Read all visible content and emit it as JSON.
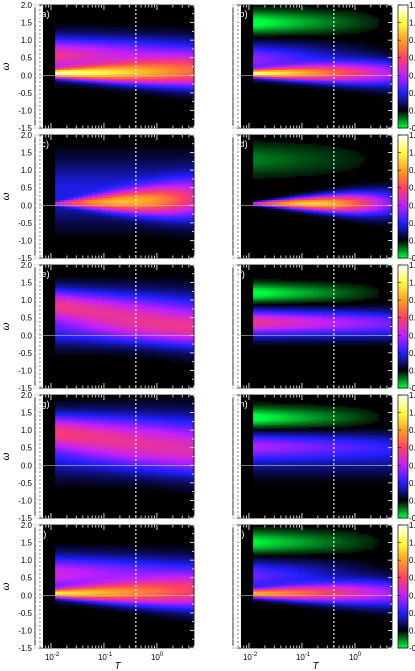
{
  "chart_data": {
    "type": "heatmap",
    "layout": "5 rows x 2 columns",
    "panels": [
      "(a)",
      "(b)",
      "(c)",
      "(d)",
      "(e)",
      "(f)",
      "(g)",
      "(h)",
      "(i)",
      "(j)"
    ],
    "xlabel": "T",
    "ylabel": "ω",
    "x_scale": "log",
    "x_tick_labels": [
      "10-2",
      "10-1",
      "100"
    ],
    "xlim": [
      0.005,
      5
    ],
    "ylim": [
      -1.5,
      2.0
    ],
    "y_tick_labels": [
      "2.0",
      "1.5",
      "1.0",
      "0.5",
      "0.0",
      "-0.5",
      "-1.0",
      "-1.5"
    ],
    "colorbar_tick_labels": [
      "1.2",
      "1.0",
      "0.8",
      "0.6",
      "0.4",
      "0.2",
      "0.0",
      "-0.2"
    ],
    "colorbar_range": [
      -0.2,
      1.2
    ],
    "colorscale": [
      "#00ff40",
      "#000000",
      "#2020ff",
      "#c020ff",
      "#ff4060",
      "#ffa020",
      "#ffff40",
      "#ffffff"
    ],
    "dashed_lines_T": [
      0.0062,
      0.4
    ],
    "hline_omega": 0.0
  }
}
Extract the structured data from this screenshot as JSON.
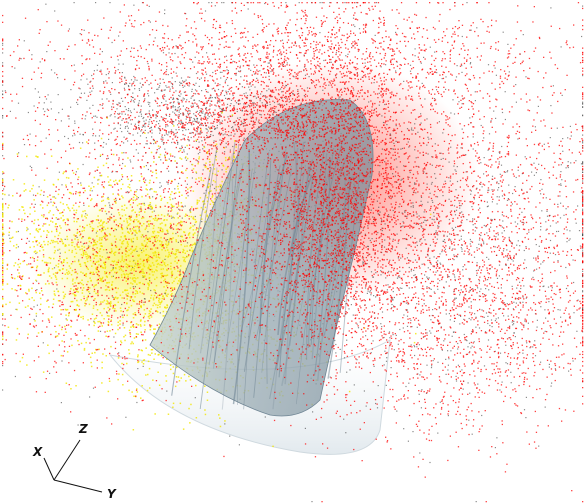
{
  "axes": {
    "x_label": "X",
    "y_label": "Y",
    "z_label": "Z"
  },
  "colors": {
    "background": "#ffffff",
    "particles_red": "#ff0000",
    "particles_dark": "#2a2a2a",
    "particles_yellow": "#f2e600",
    "surface_fill": "#b7c7cf",
    "surface_edge": "#6f8594",
    "dish_fill": "#e8eef2",
    "axis_line": "#111111"
  },
  "icons": {
    "axis_triad": "xyz-axes-icon"
  }
}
◇ ◇ ◇ ◇ ◇
• [Written instruction]
Images do not belong in the copy; reproduce all other parts of the records above verbatim.

• [Exercise output]
Read all visible content and emit it as JSON.
{
  "chart_data": {
    "type": "heatmap",
    "layout": "5 rows x 2 columns",
    "panels": [
      "(a)",
      "(b)",
      "(c)",
      "(d)",
      "(e)",
      "(f)",
      "(g)",
      "(h)",
      "(i)",
      "(j)"
    ],
    "xlabel": "T",
    "ylabel": "ω",
    "x_scale": "log",
    "x_tick_labels": [
      "10-2",
      "10-1",
      "100"
    ],
    "xlim": [
      0.005,
      5
    ],
    "ylim": [
      -1.5,
      2.0
    ],
    "y_tick_labels": [
      "2.0",
      "1.5",
      "1.0",
      "0.5",
      "0.0",
      "-0.5",
      "-1.0",
      "-1.5"
    ],
    "colorbar_tick_labels": [
      "1.2",
      "1.0",
      "0.8",
      "0.6",
      "0.4",
      "0.2",
      "0.0",
      "-0.2"
    ],
    "colorbar_range": [
      -0.2,
      1.2
    ],
    "colorscale": [
      "#00ff40",
      "#000000",
      "#2020ff",
      "#c020ff",
      "#ff4060",
      "#ffa020",
      "#ffff40",
      "#ffffff"
    ],
    "dashed_lines_T": [
      0.0062,
      0.4
    ],
    "hline_omega": 0.0
  }
}
Extract the structured data from this screenshot as JSON.
{
  "axes": {
    "x_label": "X",
    "y_label": "Y",
    "z_label": "Z"
  },
  "colors": {
    "background": "#ffffff",
    "particles_red": "#ff0000",
    "particles_dark": "#2a2a2a",
    "particles_yellow": "#f2e600",
    "surface_fill": "#b7c7cf",
    "surface_edge": "#6f8594",
    "dish_fill": "#e8eef2",
    "axis_line": "#111111"
  },
  "icons": {
    "axis_triad": "xyz-axes-icon"
  }
}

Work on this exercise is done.